[Extracts from a graphics dataset]
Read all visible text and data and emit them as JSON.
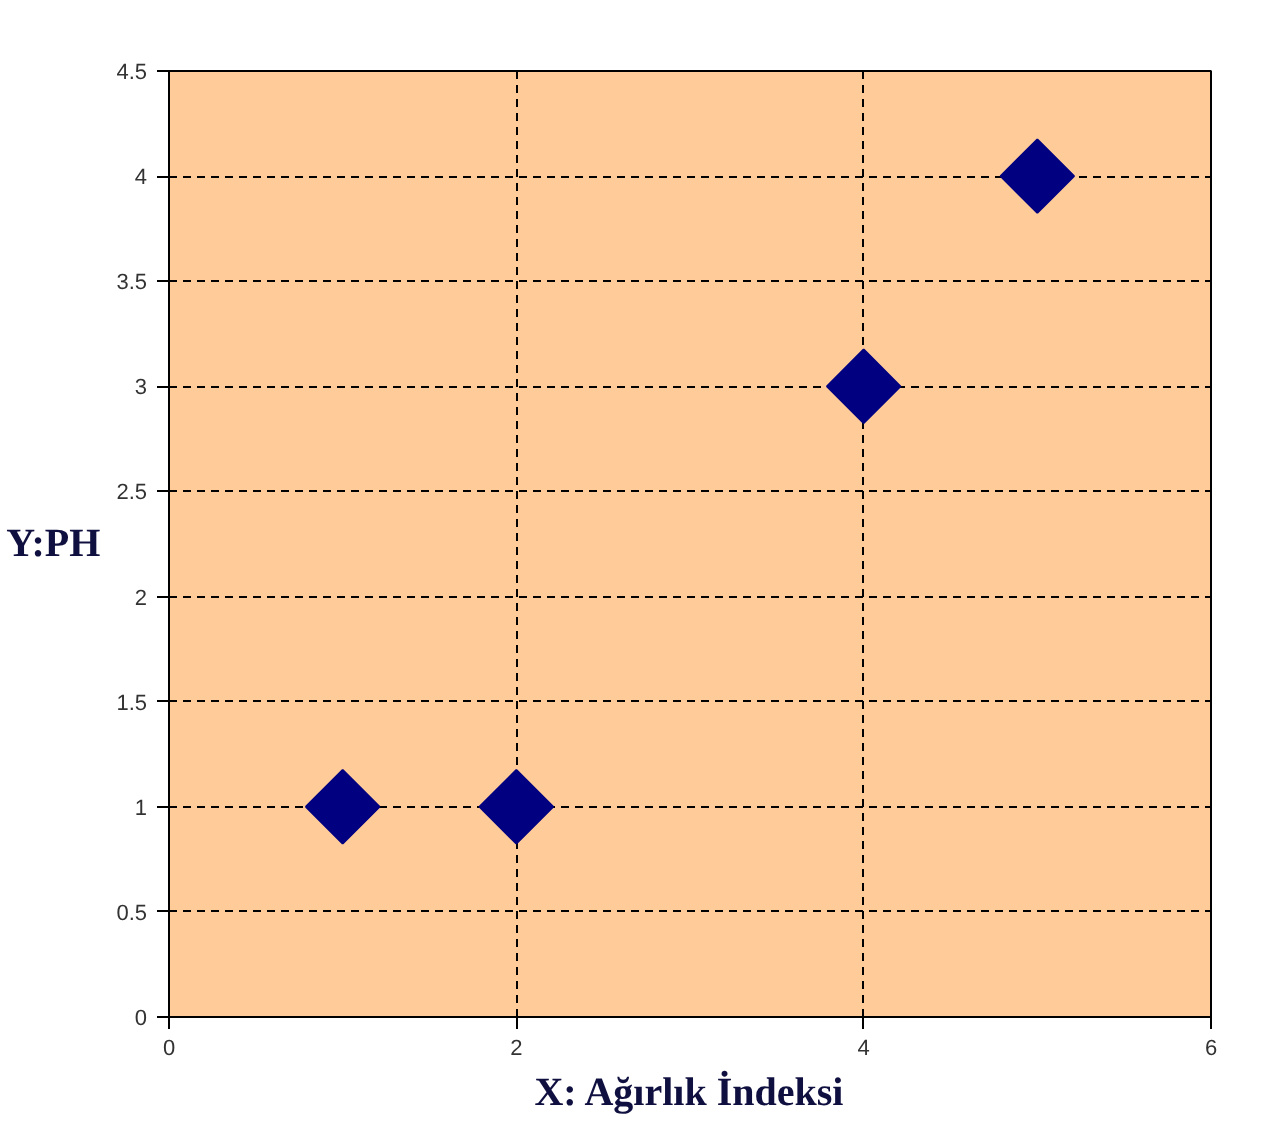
{
  "chart_data": {
    "type": "scatter",
    "xlabel": "X: Ağırlık İndeksi",
    "ylabel": "Y:PH",
    "x": [
      1,
      2,
      4,
      5
    ],
    "series": [
      {
        "color": "#000080",
        "values": [
          1,
          1,
          3,
          4
        ]
      }
    ],
    "xlim": [
      0,
      6
    ],
    "xticks": [
      0,
      2,
      4,
      6
    ],
    "ylim": [
      0,
      4.5
    ],
    "yticks": [
      0,
      0.5,
      1,
      1.5,
      2,
      2.5,
      3,
      3.5,
      4,
      4.5
    ],
    "grid": true,
    "marker": "diamond"
  }
}
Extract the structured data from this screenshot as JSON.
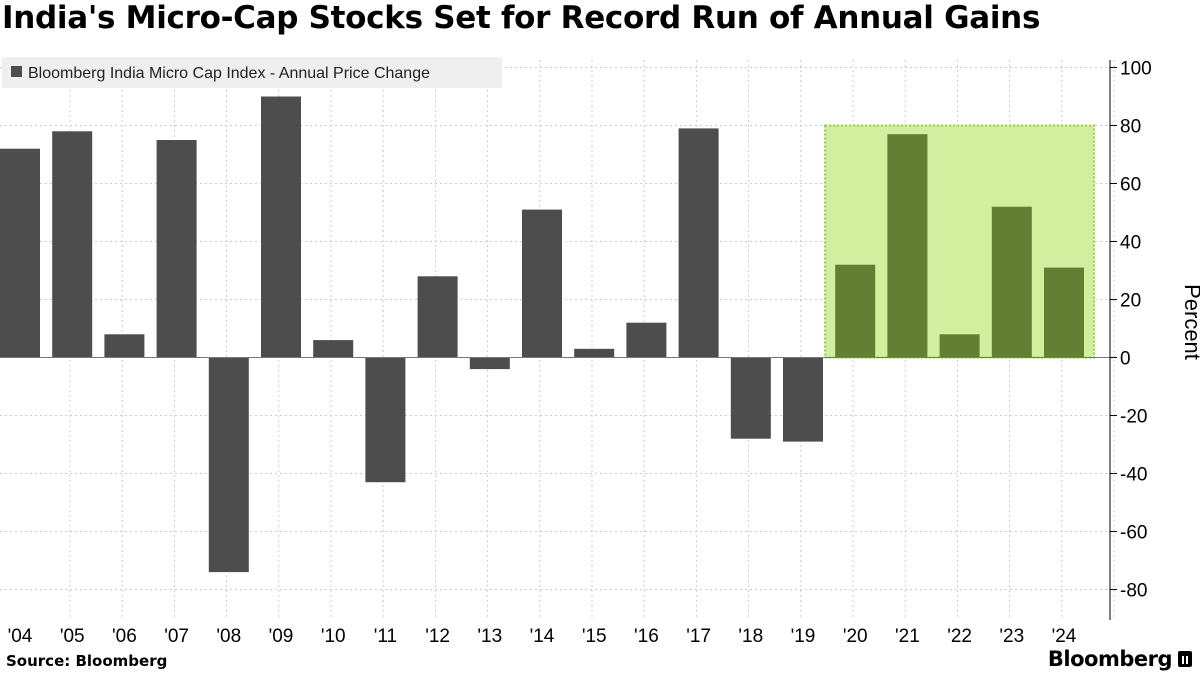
{
  "title": "India's Micro-Cap Stocks Set for Record Run of Annual Gains",
  "source": "Source: Bloomberg",
  "brand": "Bloomberg",
  "colors": {
    "bar": "#4d4d4d",
    "highlight_bar": "#627f33",
    "highlight_fill": "#d1ef9f",
    "highlight_border": "#8fd13a",
    "grid": "#cccccc"
  },
  "chart_data": {
    "type": "bar",
    "title": "India's Micro-Cap Stocks Set for Record Run of Annual Gains",
    "legend": "Bloomberg India Micro Cap Index - Annual Price Change",
    "legend_position": "top-left",
    "ylabel": "Percent",
    "y_axis_side": "right",
    "ylim": [
      -90,
      103
    ],
    "yticks": [
      100,
      80,
      60,
      40,
      20,
      0,
      -20,
      -40,
      -60,
      -80
    ],
    "grid": true,
    "categories": [
      "'04",
      "'05",
      "'06",
      "'07",
      "'08",
      "'09",
      "'10",
      "'11",
      "'12",
      "'13",
      "'14",
      "'15",
      "'16",
      "'17",
      "'18",
      "'19",
      "'20",
      "'21",
      "'22",
      "'23",
      "'24"
    ],
    "values": [
      72,
      78,
      8,
      75,
      -74,
      90,
      6,
      -43,
      28,
      -4,
      51,
      3,
      12,
      79,
      -28,
      -29,
      32,
      77,
      8,
      52,
      31
    ],
    "highlight": {
      "start": "'20",
      "end": "'24",
      "ymin": 0,
      "ymax": 80
    }
  }
}
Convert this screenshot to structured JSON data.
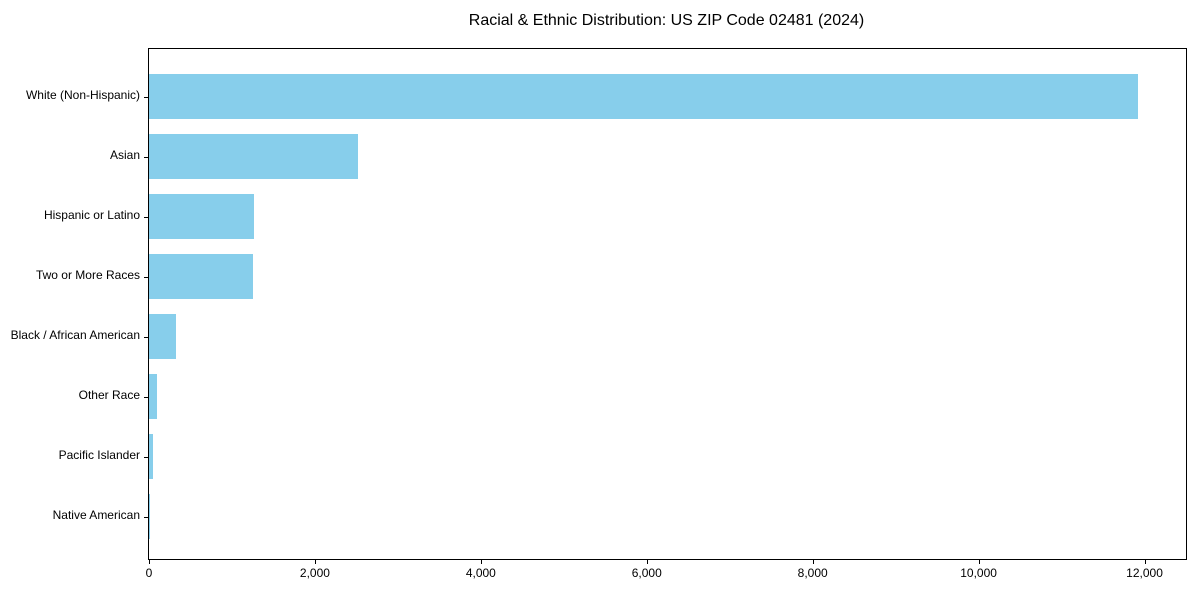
{
  "chart_data": {
    "type": "bar",
    "orientation": "horizontal",
    "title": "Racial & Ethnic Distribution: US ZIP Code 02481 (2024)",
    "categories": [
      "White (Non-Hispanic)",
      "Asian",
      "Hispanic or Latino",
      "Two or More Races",
      "Black / African American",
      "Other Race",
      "Pacific Islander",
      "Native American"
    ],
    "values": [
      11920,
      2520,
      1265,
      1250,
      320,
      100,
      48,
      8
    ],
    "xlabel": "",
    "ylabel": "",
    "xlim": [
      0,
      12500
    ],
    "xticks": [
      0,
      2000,
      4000,
      6000,
      8000,
      10000,
      12000
    ],
    "xtick_labels": [
      "0",
      "2,000",
      "4,000",
      "6,000",
      "8,000",
      "10,000",
      "12,000"
    ],
    "bar_color": "#87CEEB",
    "background_color": "#ffffff",
    "spine_color": "#000000",
    "grid": false,
    "legend": null
  }
}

## To do
The listing above must be printed again exactly, minus its pictures.

## Result for this exercise
Read all visible text and data and emit them as JSON.
{
  "chart_data": {
    "type": "scatter",
    "xlabel": "X: Ağırlık İndeksi",
    "ylabel": "Y:PH",
    "x": [
      1,
      2,
      4,
      5
    ],
    "series": [
      {
        "color": "#000080",
        "values": [
          1,
          1,
          3,
          4
        ]
      }
    ],
    "xlim": [
      0,
      6
    ],
    "xticks": [
      0,
      2,
      4,
      6
    ],
    "ylim": [
      0,
      4.5
    ],
    "yticks": [
      0,
      0.5,
      1,
      1.5,
      2,
      2.5,
      3,
      3.5,
      4,
      4.5
    ],
    "grid": true,
    "marker": "diamond"
  }
}
Extract the structured data from this screenshot as JSON.
{
  "title": "India's Micro-Cap Stocks Set for Record Run of Annual Gains",
  "source": "Source: Bloomberg",
  "brand": "Bloomberg",
  "colors": {
    "bar": "#4d4d4d",
    "highlight_bar": "#627f33",
    "highlight_fill": "#d1ef9f",
    "highlight_border": "#8fd13a",
    "grid": "#cccccc"
  },
  "chart_data": {
    "type": "bar",
    "title": "India's Micro-Cap Stocks Set for Record Run of Annual Gains",
    "legend": "Bloomberg India Micro Cap Index - Annual Price Change",
    "legend_position": "top-left",
    "ylabel": "Percent",
    "y_axis_side": "right",
    "ylim": [
      -90,
      103
    ],
    "yticks": [
      100,
      80,
      60,
      40,
      20,
      0,
      -20,
      -40,
      -60,
      -80
    ],
    "grid": true,
    "categories": [
      "'04",
      "'05",
      "'06",
      "'07",
      "'08",
      "'09",
      "'10",
      "'11",
      "'12",
      "'13",
      "'14",
      "'15",
      "'16",
      "'17",
      "'18",
      "'19",
      "'20",
      "'21",
      "'22",
      "'23",
      "'24"
    ],
    "values": [
      72,
      78,
      8,
      75,
      -74,
      90,
      6,
      -43,
      28,
      -4,
      51,
      3,
      12,
      79,
      -28,
      -29,
      32,
      77,
      8,
      52,
      31
    ],
    "highlight": {
      "start": "'20",
      "end": "'24",
      "ymin": 0,
      "ymax": 80
    }
  }
}
Convert this screenshot to structured JSON data.
{
  "chart_data": {
    "type": "bar",
    "orientation": "horizontal",
    "title": "Racial & Ethnic Distribution: US ZIP Code 02481 (2024)",
    "categories": [
      "White (Non-Hispanic)",
      "Asian",
      "Hispanic or Latino",
      "Two or More Races",
      "Black / African American",
      "Other Race",
      "Pacific Islander",
      "Native American"
    ],
    "values": [
      11920,
      2520,
      1265,
      1250,
      320,
      100,
      48,
      8
    ],
    "xlabel": "",
    "ylabel": "",
    "xlim": [
      0,
      12500
    ],
    "xticks": [
      0,
      2000,
      4000,
      6000,
      8000,
      10000,
      12000
    ],
    "xtick_labels": [
      "0",
      "2,000",
      "4,000",
      "6,000",
      "8,000",
      "10,000",
      "12,000"
    ],
    "bar_color": "#87CEEB",
    "background_color": "#ffffff",
    "spine_color": "#000000",
    "grid": false,
    "legend": null
  }
}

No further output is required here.